- **Your objective**
Records follow. Copy every line with "Megrendelő".

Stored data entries
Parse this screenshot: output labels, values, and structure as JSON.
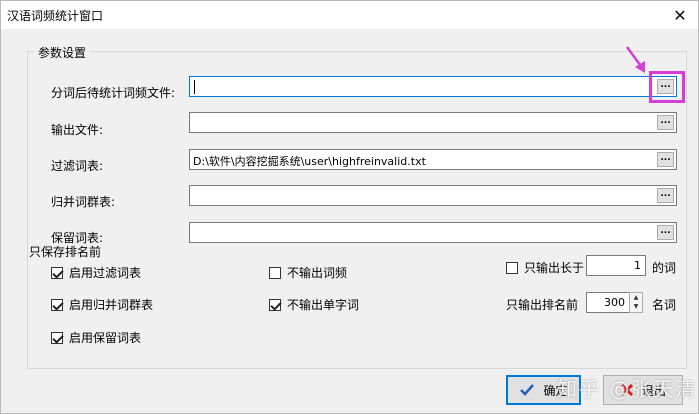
{
  "window": {
    "title": "汉语词频统计窗口",
    "close_glyph": "✕"
  },
  "group": {
    "title": "参数设置"
  },
  "fields": [
    {
      "label": "分词后待统计词频文件:",
      "value": ""
    },
    {
      "label": "输出文件:",
      "value": ""
    },
    {
      "label": "过滤词表:",
      "value": "D:\\软件\\内容挖掘系统\\user\\highfreinvalid.txt"
    },
    {
      "label": "归并词群表:",
      "value": ""
    },
    {
      "label": "保留词表:",
      "value": ""
    }
  ],
  "browse_label": "...",
  "options": {
    "section_label": "只保存排名前",
    "use_filter": {
      "label": "启用过滤词表",
      "checked": true
    },
    "use_merge": {
      "label": "启用归并词群表",
      "checked": true
    },
    "use_keep": {
      "label": "启用保留词表",
      "checked": true
    },
    "no_freq": {
      "label": "不输出词频",
      "checked": false
    },
    "no_single": {
      "label": "不输出单字词",
      "checked": true
    },
    "min_length": {
      "label": "只输出长于",
      "checked": false,
      "value": "1",
      "suffix": "的词"
    },
    "top_n": {
      "label": "只输出排名前",
      "value": "300",
      "suffix": "名词"
    }
  },
  "buttons": {
    "ok": "确定",
    "exit": "退出"
  },
  "watermark": "知乎 @张天清",
  "colors": {
    "highlight": "#d63cd6",
    "focus": "#0078d7"
  }
}
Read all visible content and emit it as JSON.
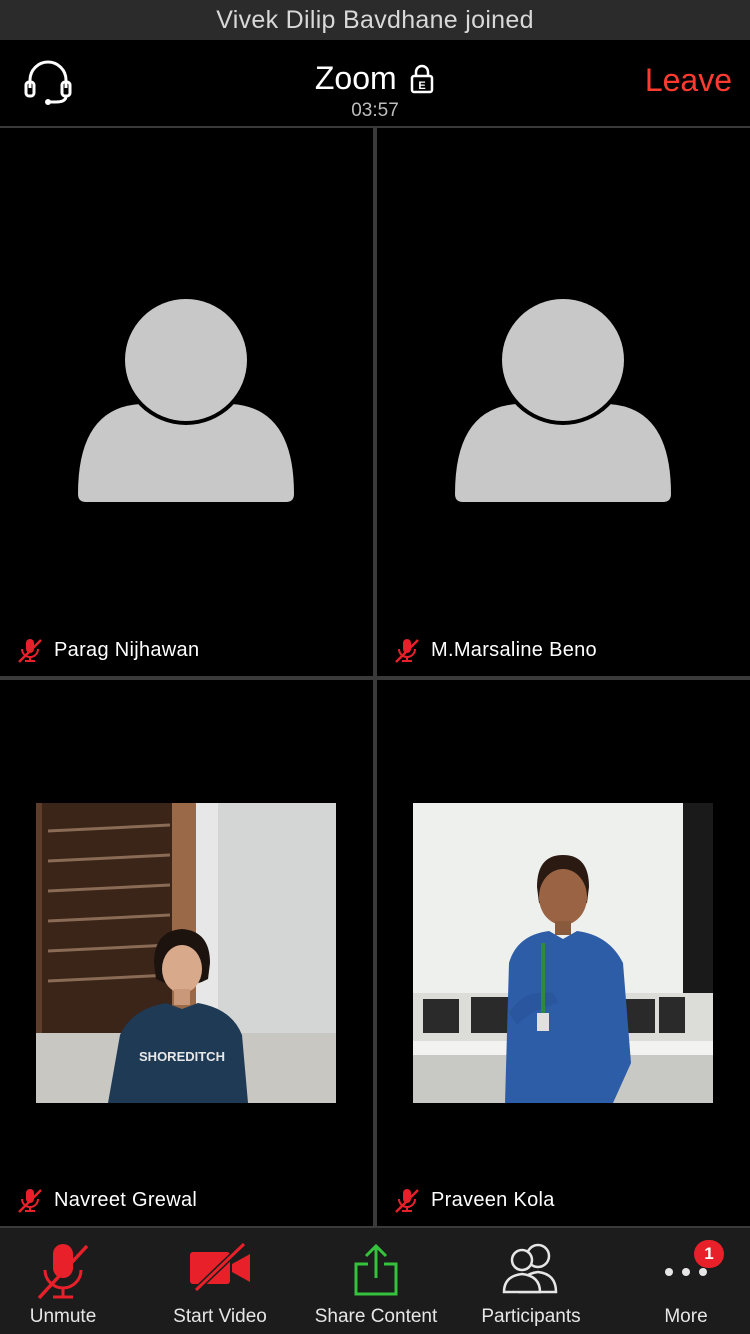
{
  "notification": "Vivek Dilip Bavdhane joined",
  "header": {
    "title": "Zoom",
    "lock_letter": "E",
    "timer": "03:57",
    "leave_label": "Leave"
  },
  "participants": [
    {
      "name": "Parag Nijhawan",
      "muted": true,
      "video": false
    },
    {
      "name": "M.Marsaline Beno",
      "muted": true,
      "video": false
    },
    {
      "name": "Navreet Grewal",
      "muted": true,
      "video": true
    },
    {
      "name": "Praveen Kola",
      "muted": true,
      "video": true
    }
  ],
  "video_text": {
    "shirt": "SHOREDITCH"
  },
  "toolbar": {
    "unmute": "Unmute",
    "start_video": "Start Video",
    "share_content": "Share Content",
    "participants": "Participants",
    "more": "More",
    "more_badge": "1"
  },
  "colors": {
    "accent_red": "#ff3b30",
    "share_green": "#35c23c",
    "background": "#000000"
  }
}
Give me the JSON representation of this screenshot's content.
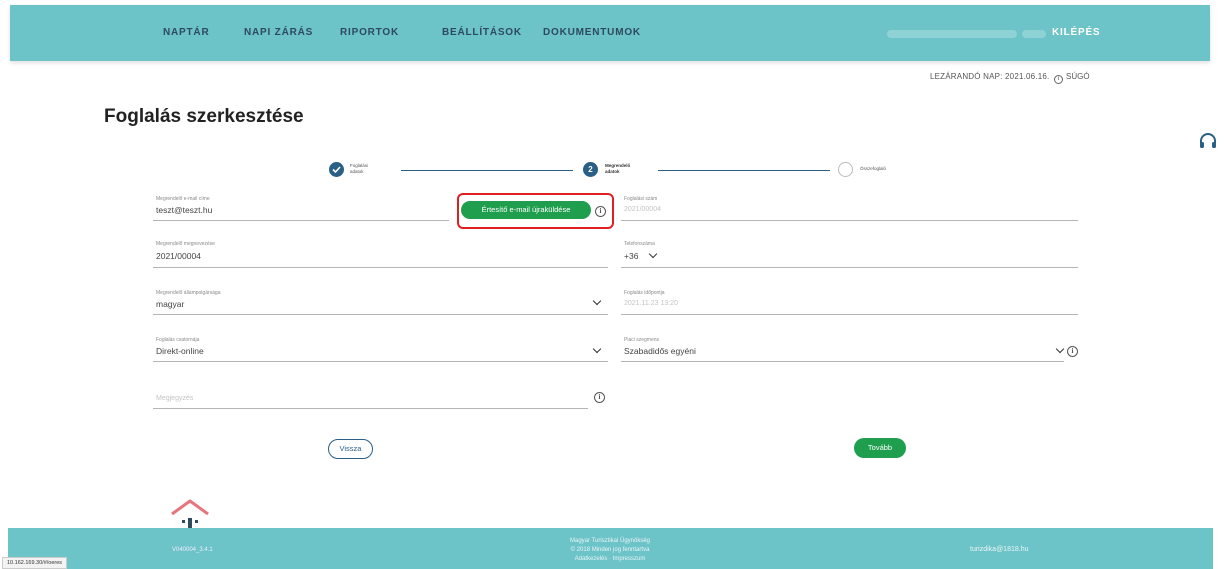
{
  "nav": {
    "items": [
      "NAPTÁR",
      "NAPI ZÁRÁS",
      "RIPORTOK",
      "BEÁLLÍTÁSOK",
      "DOKUMENTUMOK"
    ],
    "logout_label": "KILÉPÉS"
  },
  "topline": {
    "closing_day": "LEZÁRANDÓ NAP: 2021.06.16.",
    "help_label": "SÚGÓ"
  },
  "page_title": "Foglalás szerkesztése",
  "stepper": {
    "step1_label_line1": "Foglalási",
    "step1_label_line2": "adatok",
    "step2_number": "2",
    "step2_label_line1": "Megrendelő",
    "step2_label_line2": "adatok",
    "step3_label": "Összefoglaló"
  },
  "form": {
    "email_label": "Megrendelő e-mail címe",
    "email_value": "teszt@teszt.hu",
    "resend_button": "Értesítő e-mail újraküldése",
    "booking_number_label": "Foglalási szám",
    "booking_number_value": "2021/00004",
    "order_name_label": "Megrendelő megnevezése",
    "order_name_value": "2021/00004",
    "phone_label": "Telefonszáma",
    "phone_prefix": "+36",
    "citizenship_label": "Megrendelő állampolgársága",
    "citizenship_value": "magyar",
    "booking_time_label": "Foglalás időpontja",
    "booking_time_value": "2021.11.23 13:20",
    "channel_label": "Foglalás csatornája",
    "channel_value": "Direkt-online",
    "segment_label": "Piaci szegmens",
    "segment_value": "Szabadidős egyéni",
    "note_placeholder": "Megjegyzés"
  },
  "buttons": {
    "back": "Vissza",
    "next": "Tovább"
  },
  "footer": {
    "version": "V040004_3.4.1",
    "line1": "Magyar Turisztikai Ügynökség",
    "line2": "© 2018 Minden jog fenntartva",
    "line3": "Adatkezelés · Impresszum",
    "email": "turizdika@1818.hu"
  },
  "status_url": "10.162.169.30/#/oeres",
  "colors": {
    "header_bg": "#6cc3c8",
    "primary_green": "#1f9e4e",
    "step_blue": "#2a5f86",
    "highlight_red": "#e02020"
  }
}
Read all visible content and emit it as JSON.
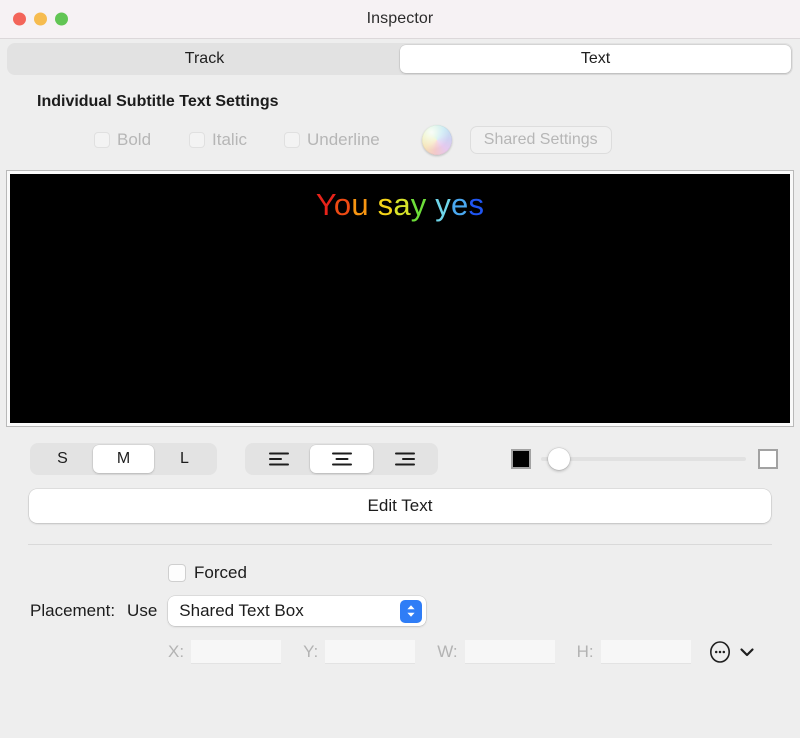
{
  "window": {
    "title": "Inspector",
    "traffic_lights": [
      {
        "name": "close",
        "color": "#f3655a"
      },
      {
        "name": "minimize",
        "color": "#f6bc4f"
      },
      {
        "name": "zoom",
        "color": "#61c554"
      }
    ]
  },
  "tabs": [
    {
      "label": "Track",
      "selected": false
    },
    {
      "label": "Text",
      "selected": true
    }
  ],
  "section": {
    "title": "Individual Subtitle Text Settings"
  },
  "style_row": {
    "bold": {
      "label": "Bold",
      "checked": false,
      "disabled": true
    },
    "italic": {
      "label": "Italic",
      "checked": false,
      "disabled": true
    },
    "underline": {
      "label": "Underline",
      "checked": false,
      "disabled": true
    },
    "color_well": {
      "name": "color-well",
      "disabled": true
    },
    "shared_settings": {
      "label": "Shared Settings",
      "disabled": true
    }
  },
  "preview": {
    "background": "#000000",
    "text": "You say yes",
    "letters": [
      {
        "char": "Y",
        "color": "#e8231a"
      },
      {
        "char": "o",
        "color": "#ef4a13"
      },
      {
        "char": "u",
        "color": "#f79512"
      },
      {
        "char": " ",
        "color": "#000000"
      },
      {
        "char": "s",
        "color": "#f5d41a"
      },
      {
        "char": "a",
        "color": "#d7e32a"
      },
      {
        "char": "y",
        "color": "#6ede3a"
      },
      {
        "char": " ",
        "color": "#000000"
      },
      {
        "char": "y",
        "color": "#6fd6ea"
      },
      {
        "char": "e",
        "color": "#4aa8f0"
      },
      {
        "char": "s",
        "color": "#2056f2"
      }
    ]
  },
  "size_segments": [
    {
      "label": "S",
      "selected": false
    },
    {
      "label": "M",
      "selected": true
    },
    {
      "label": "L",
      "selected": false
    }
  ],
  "align_segments": [
    {
      "icon": "align-left-icon",
      "label": "Align Left",
      "selected": false
    },
    {
      "icon": "align-center-icon",
      "label": "Align Center",
      "selected": true
    },
    {
      "icon": "align-right-icon",
      "label": "Align Right",
      "selected": false
    }
  ],
  "opacity_slider": {
    "left_swatch": "#000000",
    "right_swatch": "#ffffff",
    "value": 2,
    "min": 0,
    "max": 100
  },
  "edit_text_button": {
    "label": "Edit Text"
  },
  "forced": {
    "label": "Forced",
    "checked": false
  },
  "placement": {
    "label": "Placement:",
    "use_label": "Use",
    "selected_option": "Shared Text Box",
    "options": [
      "Shared Text Box"
    ]
  },
  "coords": {
    "fields": [
      {
        "label": "X:",
        "value": "",
        "placeholder": "",
        "disabled": true
      },
      {
        "label": "Y:",
        "value": "",
        "placeholder": "",
        "disabled": true
      },
      {
        "label": "W:",
        "value": "",
        "placeholder": "",
        "disabled": true
      },
      {
        "label": "H:",
        "value": "",
        "placeholder": "",
        "disabled": true
      }
    ],
    "more_icon": "ellipsis-circle-icon",
    "chevron_icon": "chevron-down-icon"
  }
}
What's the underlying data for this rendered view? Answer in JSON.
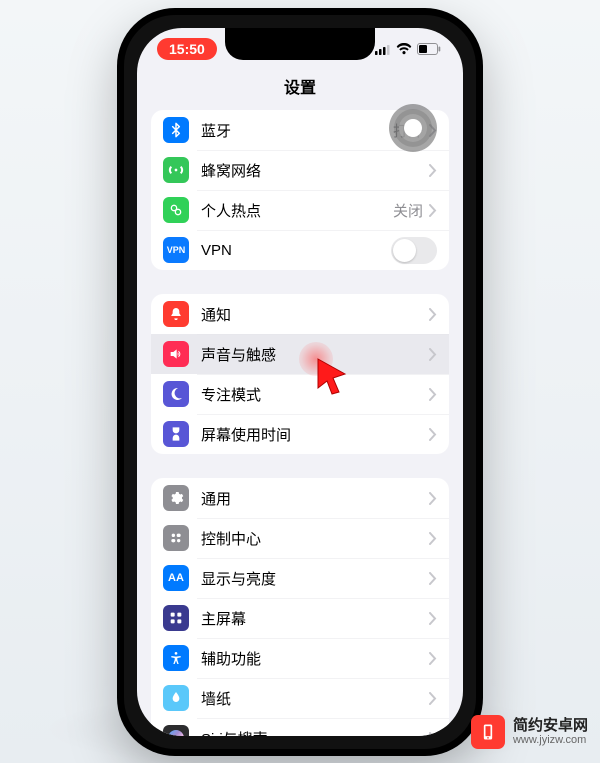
{
  "status": {
    "time": "15:50"
  },
  "nav": {
    "title": "设置"
  },
  "group1": {
    "bluetooth": {
      "label": "蓝牙",
      "value": "打开"
    },
    "cellular": {
      "label": "蜂窝网络"
    },
    "hotspot": {
      "label": "个人热点",
      "value": "关闭"
    },
    "vpn": {
      "label": "VPN"
    }
  },
  "group2": {
    "notifications": {
      "label": "通知"
    },
    "sounds": {
      "label": "声音与触感"
    },
    "focus": {
      "label": "专注模式"
    },
    "screentime": {
      "label": "屏幕使用时间"
    }
  },
  "group3": {
    "general": {
      "label": "通用"
    },
    "controlcenter": {
      "label": "控制中心"
    },
    "display": {
      "label": "显示与亮度"
    },
    "homescreen": {
      "label": "主屏幕"
    },
    "accessibility": {
      "label": "辅助功能"
    },
    "wallpaper": {
      "label": "墙纸"
    },
    "siri": {
      "label": "Siri与搜索"
    }
  },
  "watermark": {
    "title": "简约安卓网",
    "url": "www.jyizw.com"
  }
}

- **Solution to this exercise**
    "step2_label_line1": "Megrendelő",
    "email_label": "Megrendelő e-mail címe",
    "order_name_label": "Megrendelő megnevezése",
    "citizenship_label": "Megrendelő állampolgársága",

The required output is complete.